AIM:
Leave out the pictures and repeat everything else in the records exactly.

───── INFORMATION PROVIDED

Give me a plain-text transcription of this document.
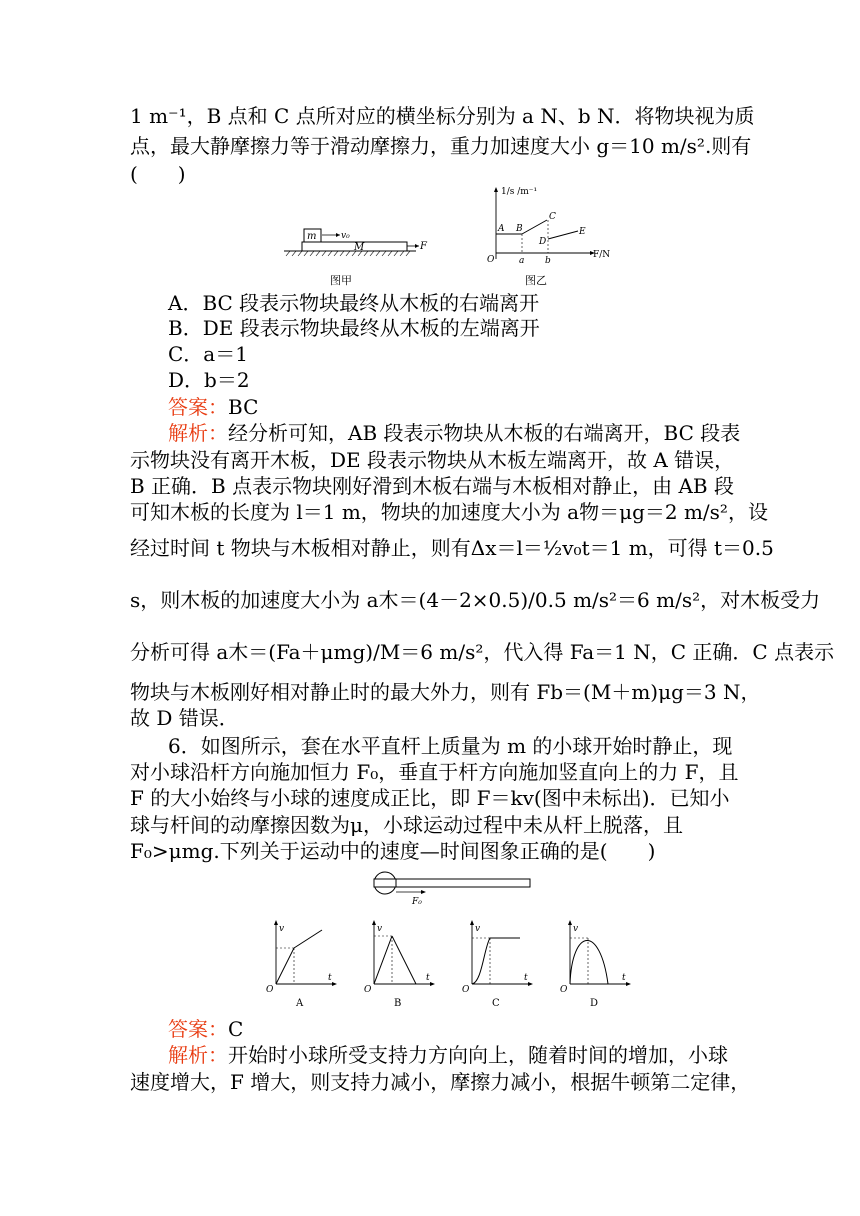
1 m⁻¹，B 点和 C 点所对应的横坐标分别为 a N、b N．将物块视为质
点，最大静摩擦力等于滑动摩擦力，重力加速度大小 g＝10 m/s².则有
(　　)
m	v₀
M	F
图甲
1/s /m⁻¹
A B
C
D
E
O	a b
F/N
图乙
A．BC 段表示物块最终从木板的右端离开
B．DE 段表示物块最终从木板的左端离开
C．a＝1
D．b＝2
答案：BC
解析：经分析可知，AB 段表示物块从木板的右端离开，BC 段表
示物块没有离开木板，DE 段表示物块从木板左端离开，故 A 错误，
B 正确．B 点表示物块刚好滑到木板右端与木板相对静止，由 AB 段
可知木板的长度为 l＝1 m，物块的加速度大小为 a物＝μg＝2 m/s²，设
经过时间 t 物块与木板相对静止，则有Δx＝l＝½v₀t＝1 m，可得 t＝0.5
s，则木板的加速度大小为 a木＝(4－2×0.5)/0.5 m/s²＝6 m/s²，对木板受力
分析可得 a木＝(Fa＋μmg)/M＝6 m/s²，代入得 Fa＝1 N，C 正确．C 点表示
物块与木板刚好相对静止时的最大外力，则有 Fb＝(M＋m)μg＝3 N，
故 D 错误．
6．如图所示，套在水平直杆上质量为 m 的小球开始时静止，现
对小球沿杆方向施加恒力 F₀，垂直于杆方向施加竖直向上的力 F，且
F 的大小始终与小球的速度成正比，即 F＝kv(图中未标出)．已知小
球与杆间的动摩擦因数为μ，小球运动过程中未从杆上脱落，且
F₀>μmg.下列关于运动中的速度—时间图象正确的是(　　)
F₀
v
t
O
A
v
t
O
B
v
t
O
C
v
t
O
D
答案：C
解析：开始时小球所受支持力方向向上，随着时间的增加，小球
速度增大，F 增大，则支持力减小，摩擦力减小，根据牛顿第二定律，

──────────

OUTPUT FOR THIS EXERCISE:
Give me a plain-text transcription of this document.
1 m⁻¹，B 点和 C 点所对应的横坐标分别为 a N、b N．将物块视为质
点，最大静摩擦力等于滑动摩擦力，重力加速度大小 g＝10 m/s².则有
(　　)
m	v₀
M	F
图甲
1/s /m⁻¹
A B
C
D
E
O	a b
F/N
图乙
A．BC 段表示物块最终从木板的右端离开
B．DE 段表示物块最终从木板的左端离开
C．a＝1
D．b＝2
答案：BC
解析：经分析可知，AB 段表示物块从木板的右端离开，BC 段表
示物块没有离开木板，DE 段表示物块从木板左端离开，故 A 错误，
B 正确．B 点表示物块刚好滑到木板右端与木板相对静止，由 AB 段
可知木板的长度为 l＝1 m，物块的加速度大小为 a物＝μg＝2 m/s²，设
经过时间 t 物块与木板相对静止，则有Δx＝l＝½v₀t＝1 m，可得 t＝0.5
s，则木板的加速度大小为 a木＝(4－2×0.5)/0.5 m/s²＝6 m/s²，对木板受力
分析可得 a木＝(Fa＋μmg)/M＝6 m/s²，代入得 Fa＝1 N，C 正确．C 点表示
物块与木板刚好相对静止时的最大外力，则有 Fb＝(M＋m)μg＝3 N，
故 D 错误．
6．如图所示，套在水平直杆上质量为 m 的小球开始时静止，现
对小球沿杆方向施加恒力 F₀，垂直于杆方向施加竖直向上的力 F，且
F 的大小始终与小球的速度成正比，即 F＝kv(图中未标出)．已知小
球与杆间的动摩擦因数为μ，小球运动过程中未从杆上脱落，且
F₀>μmg.下列关于运动中的速度—时间图象正确的是(　　)
F₀
v
t
O
A
v
t
O
B
v
t
O
C
v
t
O
D
答案：C
解析：开始时小球所受支持力方向向上，随着时间的增加，小球
速度增大，F 增大，则支持力减小，摩擦力减小，根据牛顿第二定律，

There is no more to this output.